** BEGIN **

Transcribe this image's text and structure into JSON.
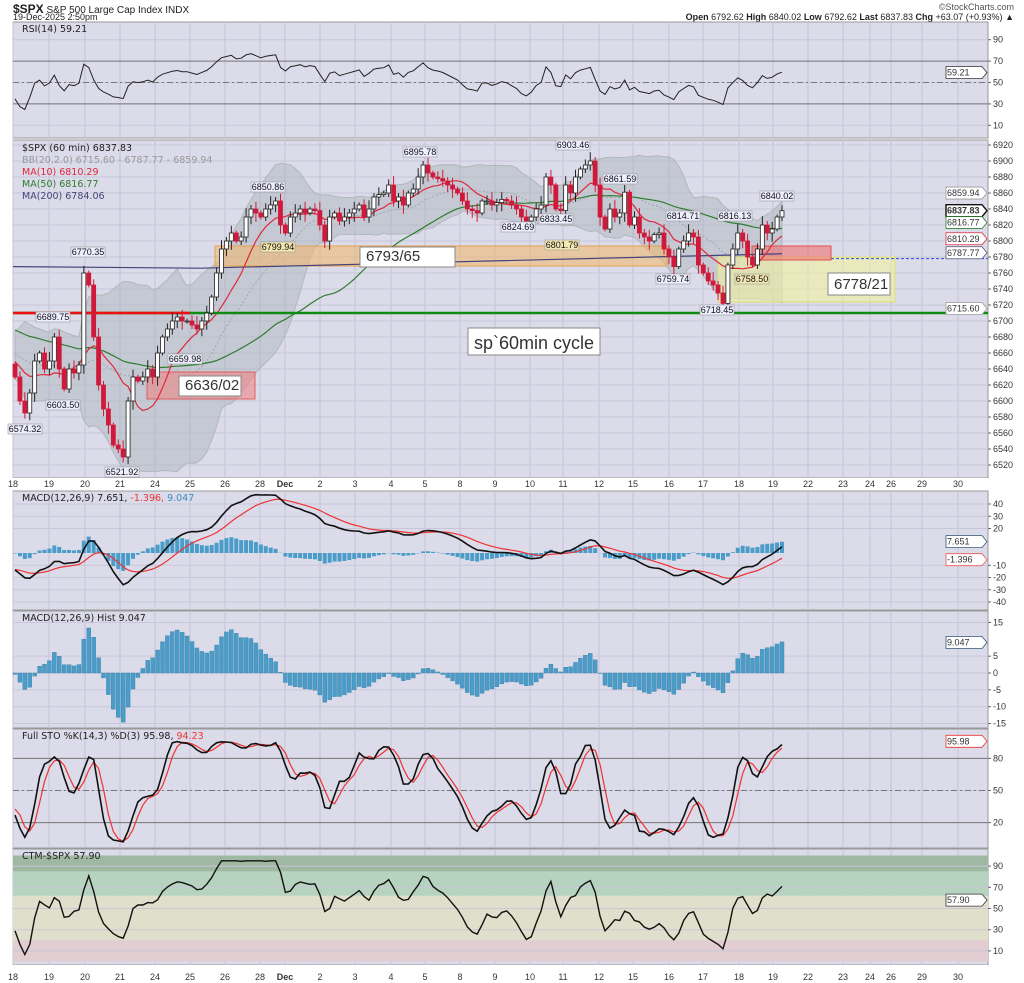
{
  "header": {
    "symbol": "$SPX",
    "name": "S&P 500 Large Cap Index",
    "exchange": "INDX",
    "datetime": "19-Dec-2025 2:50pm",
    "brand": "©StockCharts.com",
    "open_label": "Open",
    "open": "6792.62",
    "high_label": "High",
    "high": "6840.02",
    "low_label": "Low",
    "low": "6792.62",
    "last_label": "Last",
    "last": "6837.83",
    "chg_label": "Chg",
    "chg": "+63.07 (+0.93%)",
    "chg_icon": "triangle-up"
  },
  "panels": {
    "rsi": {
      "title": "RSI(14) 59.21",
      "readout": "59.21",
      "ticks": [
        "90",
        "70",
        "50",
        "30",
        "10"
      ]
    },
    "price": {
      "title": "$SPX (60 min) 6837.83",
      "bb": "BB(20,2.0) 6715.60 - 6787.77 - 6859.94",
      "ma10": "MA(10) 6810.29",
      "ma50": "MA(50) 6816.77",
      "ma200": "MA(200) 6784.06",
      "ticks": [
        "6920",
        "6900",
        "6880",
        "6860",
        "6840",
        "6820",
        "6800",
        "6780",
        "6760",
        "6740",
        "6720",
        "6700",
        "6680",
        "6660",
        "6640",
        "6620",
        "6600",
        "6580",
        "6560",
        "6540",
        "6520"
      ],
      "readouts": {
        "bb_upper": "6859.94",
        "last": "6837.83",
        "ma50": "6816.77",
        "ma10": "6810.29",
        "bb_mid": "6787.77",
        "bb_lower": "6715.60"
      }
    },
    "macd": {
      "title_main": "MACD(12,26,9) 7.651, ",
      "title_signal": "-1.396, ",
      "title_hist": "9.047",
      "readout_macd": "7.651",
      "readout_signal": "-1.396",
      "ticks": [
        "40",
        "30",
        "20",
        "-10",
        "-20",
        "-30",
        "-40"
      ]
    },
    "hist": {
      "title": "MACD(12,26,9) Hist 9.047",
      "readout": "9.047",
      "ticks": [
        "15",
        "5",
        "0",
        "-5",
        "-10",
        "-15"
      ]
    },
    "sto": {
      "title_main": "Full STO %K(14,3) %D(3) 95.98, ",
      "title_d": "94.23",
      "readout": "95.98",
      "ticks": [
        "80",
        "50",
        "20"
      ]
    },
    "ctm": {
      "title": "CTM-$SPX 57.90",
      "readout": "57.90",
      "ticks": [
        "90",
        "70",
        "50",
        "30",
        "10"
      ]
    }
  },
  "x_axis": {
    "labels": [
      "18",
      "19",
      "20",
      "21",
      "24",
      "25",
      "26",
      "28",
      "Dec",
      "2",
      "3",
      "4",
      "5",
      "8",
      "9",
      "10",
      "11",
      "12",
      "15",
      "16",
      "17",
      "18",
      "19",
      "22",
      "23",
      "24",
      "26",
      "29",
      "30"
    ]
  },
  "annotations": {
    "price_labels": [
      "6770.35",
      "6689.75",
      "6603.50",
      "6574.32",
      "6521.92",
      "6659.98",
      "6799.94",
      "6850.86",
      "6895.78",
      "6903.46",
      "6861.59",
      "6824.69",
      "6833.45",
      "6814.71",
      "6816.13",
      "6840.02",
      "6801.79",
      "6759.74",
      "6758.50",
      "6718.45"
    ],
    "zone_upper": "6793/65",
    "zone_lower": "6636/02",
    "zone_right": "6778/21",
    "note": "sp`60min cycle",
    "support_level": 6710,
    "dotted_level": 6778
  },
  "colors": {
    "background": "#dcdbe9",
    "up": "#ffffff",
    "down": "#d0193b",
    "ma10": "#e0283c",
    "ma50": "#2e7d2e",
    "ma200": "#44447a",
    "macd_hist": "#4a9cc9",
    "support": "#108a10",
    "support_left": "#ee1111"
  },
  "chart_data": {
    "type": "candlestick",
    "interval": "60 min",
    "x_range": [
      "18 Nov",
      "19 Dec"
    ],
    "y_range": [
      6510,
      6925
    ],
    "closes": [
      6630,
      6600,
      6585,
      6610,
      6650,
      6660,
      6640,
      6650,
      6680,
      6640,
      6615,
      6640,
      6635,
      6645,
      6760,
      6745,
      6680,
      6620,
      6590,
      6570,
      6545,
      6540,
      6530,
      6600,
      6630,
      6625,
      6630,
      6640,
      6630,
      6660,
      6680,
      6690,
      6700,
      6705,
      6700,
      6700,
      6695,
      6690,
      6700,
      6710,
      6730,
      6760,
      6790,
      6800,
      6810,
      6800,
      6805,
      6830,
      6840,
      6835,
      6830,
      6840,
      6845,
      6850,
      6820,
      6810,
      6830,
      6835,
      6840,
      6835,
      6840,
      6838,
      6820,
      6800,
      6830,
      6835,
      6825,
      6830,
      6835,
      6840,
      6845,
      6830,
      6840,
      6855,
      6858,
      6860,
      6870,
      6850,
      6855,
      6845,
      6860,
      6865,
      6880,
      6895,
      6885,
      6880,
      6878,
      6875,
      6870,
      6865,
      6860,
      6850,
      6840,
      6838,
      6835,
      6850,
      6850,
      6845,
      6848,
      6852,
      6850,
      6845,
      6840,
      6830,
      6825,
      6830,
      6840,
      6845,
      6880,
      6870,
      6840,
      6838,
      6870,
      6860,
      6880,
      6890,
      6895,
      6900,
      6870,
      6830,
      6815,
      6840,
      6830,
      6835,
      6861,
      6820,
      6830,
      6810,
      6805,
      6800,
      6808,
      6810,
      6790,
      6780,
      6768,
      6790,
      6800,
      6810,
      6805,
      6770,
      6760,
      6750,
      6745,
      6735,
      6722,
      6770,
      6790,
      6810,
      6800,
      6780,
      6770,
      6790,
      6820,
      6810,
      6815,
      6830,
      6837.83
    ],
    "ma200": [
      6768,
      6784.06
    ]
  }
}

** END **

#### [JOB]
Pictures in the records above are left out; print everything else exactly as written.

#### [REPLY]
Transcribe this image's text and structure into JSON.
{
  "header": {
    "symbol": "$SPX",
    "name": "S&P 500 Large Cap Index",
    "exchange": "INDX",
    "datetime": "19-Dec-2025 2:50pm",
    "brand": "©StockCharts.com",
    "open_label": "Open",
    "open": "6792.62",
    "high_label": "High",
    "high": "6840.02",
    "low_label": "Low",
    "low": "6792.62",
    "last_label": "Last",
    "last": "6837.83",
    "chg_label": "Chg",
    "chg": "+63.07 (+0.93%)",
    "chg_icon": "triangle-up"
  },
  "panels": {
    "rsi": {
      "title": "RSI(14) 59.21",
      "readout": "59.21",
      "ticks": [
        "90",
        "70",
        "50",
        "30",
        "10"
      ]
    },
    "price": {
      "title": "$SPX (60 min) 6837.83",
      "bb": "BB(20,2.0) 6715.60 - 6787.77 - 6859.94",
      "ma10": "MA(10) 6810.29",
      "ma50": "MA(50) 6816.77",
      "ma200": "MA(200) 6784.06",
      "ticks": [
        "6920",
        "6900",
        "6880",
        "6860",
        "6840",
        "6820",
        "6800",
        "6780",
        "6760",
        "6740",
        "6720",
        "6700",
        "6680",
        "6660",
        "6640",
        "6620",
        "6600",
        "6580",
        "6560",
        "6540",
        "6520"
      ],
      "readouts": {
        "bb_upper": "6859.94",
        "last": "6837.83",
        "ma50": "6816.77",
        "ma10": "6810.29",
        "bb_mid": "6787.77",
        "bb_lower": "6715.60"
      }
    },
    "macd": {
      "title_main": "MACD(12,26,9) 7.651, ",
      "title_signal": "-1.396, ",
      "title_hist": "9.047",
      "readout_macd": "7.651",
      "readout_signal": "-1.396",
      "ticks": [
        "40",
        "30",
        "20",
        "-10",
        "-20",
        "-30",
        "-40"
      ]
    },
    "hist": {
      "title": "MACD(12,26,9) Hist 9.047",
      "readout": "9.047",
      "ticks": [
        "15",
        "5",
        "0",
        "-5",
        "-10",
        "-15"
      ]
    },
    "sto": {
      "title_main": "Full STO %K(14,3) %D(3) 95.98, ",
      "title_d": "94.23",
      "readout": "95.98",
      "ticks": [
        "80",
        "50",
        "20"
      ]
    },
    "ctm": {
      "title": "CTM-$SPX 57.90",
      "readout": "57.90",
      "ticks": [
        "90",
        "70",
        "50",
        "30",
        "10"
      ]
    }
  },
  "x_axis": {
    "labels": [
      "18",
      "19",
      "20",
      "21",
      "24",
      "25",
      "26",
      "28",
      "Dec",
      "2",
      "3",
      "4",
      "5",
      "8",
      "9",
      "10",
      "11",
      "12",
      "15",
      "16",
      "17",
      "18",
      "19",
      "22",
      "23",
      "24",
      "26",
      "29",
      "30"
    ]
  },
  "annotations": {
    "price_labels": [
      "6770.35",
      "6689.75",
      "6603.50",
      "6574.32",
      "6521.92",
      "6659.98",
      "6799.94",
      "6850.86",
      "6895.78",
      "6903.46",
      "6861.59",
      "6824.69",
      "6833.45",
      "6814.71",
      "6816.13",
      "6840.02",
      "6801.79",
      "6759.74",
      "6758.50",
      "6718.45"
    ],
    "zone_upper": "6793/65",
    "zone_lower": "6636/02",
    "zone_right": "6778/21",
    "note": "sp`60min cycle",
    "support_level": 6710,
    "dotted_level": 6778
  },
  "colors": {
    "background": "#dcdbe9",
    "up": "#ffffff",
    "down": "#d0193b",
    "ma10": "#e0283c",
    "ma50": "#2e7d2e",
    "ma200": "#44447a",
    "macd_hist": "#4a9cc9",
    "support": "#108a10",
    "support_left": "#ee1111"
  },
  "chart_data": {
    "type": "candlestick",
    "interval": "60 min",
    "x_range": [
      "18 Nov",
      "19 Dec"
    ],
    "y_range": [
      6510,
      6925
    ],
    "closes": [
      6630,
      6600,
      6585,
      6610,
      6650,
      6660,
      6640,
      6650,
      6680,
      6640,
      6615,
      6640,
      6635,
      6645,
      6760,
      6745,
      6680,
      6620,
      6590,
      6570,
      6545,
      6540,
      6530,
      6600,
      6630,
      6625,
      6630,
      6640,
      6630,
      6660,
      6680,
      6690,
      6700,
      6705,
      6700,
      6700,
      6695,
      6690,
      6700,
      6710,
      6730,
      6760,
      6790,
      6800,
      6810,
      6800,
      6805,
      6830,
      6840,
      6835,
      6830,
      6840,
      6845,
      6850,
      6820,
      6810,
      6830,
      6835,
      6840,
      6835,
      6840,
      6838,
      6820,
      6800,
      6830,
      6835,
      6825,
      6830,
      6835,
      6840,
      6845,
      6830,
      6840,
      6855,
      6858,
      6860,
      6870,
      6850,
      6855,
      6845,
      6860,
      6865,
      6880,
      6895,
      6885,
      6880,
      6878,
      6875,
      6870,
      6865,
      6860,
      6850,
      6840,
      6838,
      6835,
      6850,
      6850,
      6845,
      6848,
      6852,
      6850,
      6845,
      6840,
      6830,
      6825,
      6830,
      6840,
      6845,
      6880,
      6870,
      6840,
      6838,
      6870,
      6860,
      6880,
      6890,
      6895,
      6900,
      6870,
      6830,
      6815,
      6840,
      6830,
      6835,
      6861,
      6820,
      6830,
      6810,
      6805,
      6800,
      6808,
      6810,
      6790,
      6780,
      6768,
      6790,
      6800,
      6810,
      6805,
      6770,
      6760,
      6750,
      6745,
      6735,
      6722,
      6770,
      6790,
      6810,
      6800,
      6780,
      6770,
      6790,
      6820,
      6810,
      6815,
      6830,
      6837.83
    ],
    "ma200": [
      6768,
      6784.06
    ]
  }
}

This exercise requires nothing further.